Repeat each entry exactly and drop the pictures.
## Start Exercise material
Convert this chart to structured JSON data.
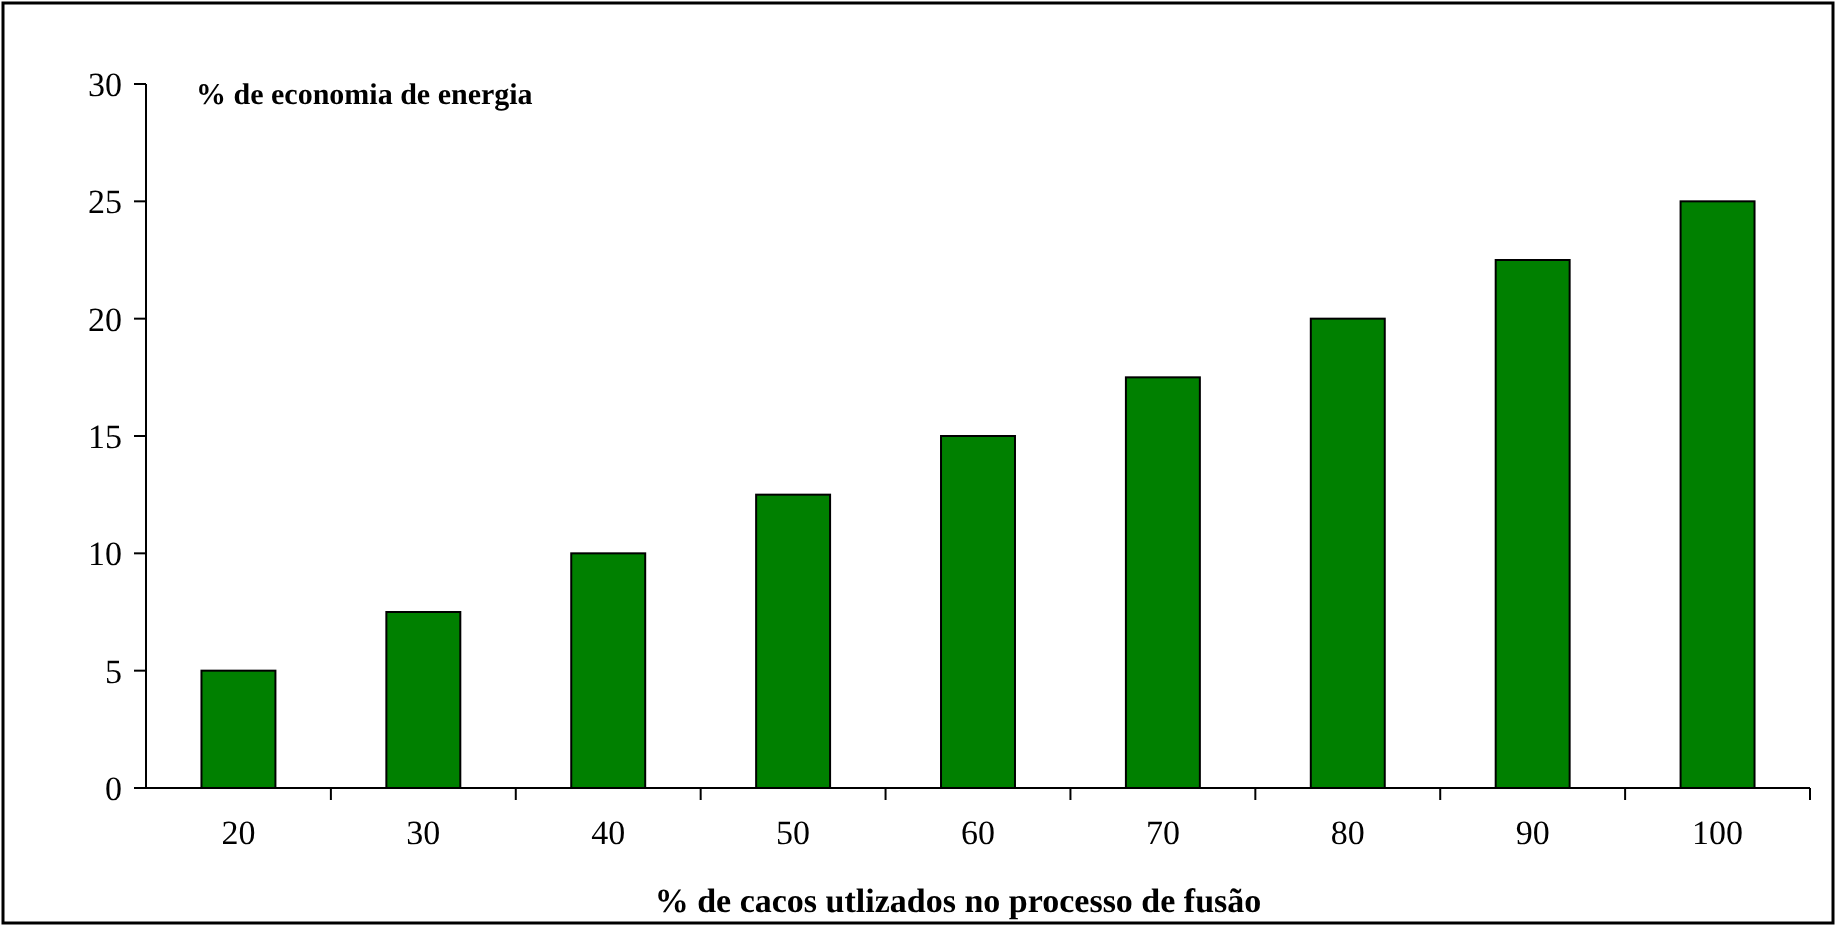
{
  "chart_data": {
    "type": "bar",
    "title": "% de economia de energia",
    "xlabel": "% de cacos utlizados no processo de fusão",
    "categories": [
      "20",
      "30",
      "40",
      "50",
      "60",
      "70",
      "80",
      "90",
      "100"
    ],
    "values": [
      5,
      7.5,
      10,
      12.5,
      15,
      17.5,
      20,
      22.5,
      25
    ],
    "color": "#008000",
    "ylim": [
      0,
      30
    ],
    "yticks": [
      0,
      5,
      10,
      15,
      20,
      25,
      30
    ],
    "grid": false
  }
}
## End Exercise material
### Output for this task
Convert this chart to structured JSON data.
{
  "chart_data": {
    "type": "bar",
    "title": "% de economia de energia",
    "xlabel": "% de cacos utlizados no processo de fusão",
    "categories": [
      "20",
      "30",
      "40",
      "50",
      "60",
      "70",
      "80",
      "90",
      "100"
    ],
    "values": [
      5,
      7.5,
      10,
      12.5,
      15,
      17.5,
      20,
      22.5,
      25
    ],
    "color": "#008000",
    "ylim": [
      0,
      30
    ],
    "yticks": [
      0,
      5,
      10,
      15,
      20,
      25,
      30
    ],
    "grid": false
  }
}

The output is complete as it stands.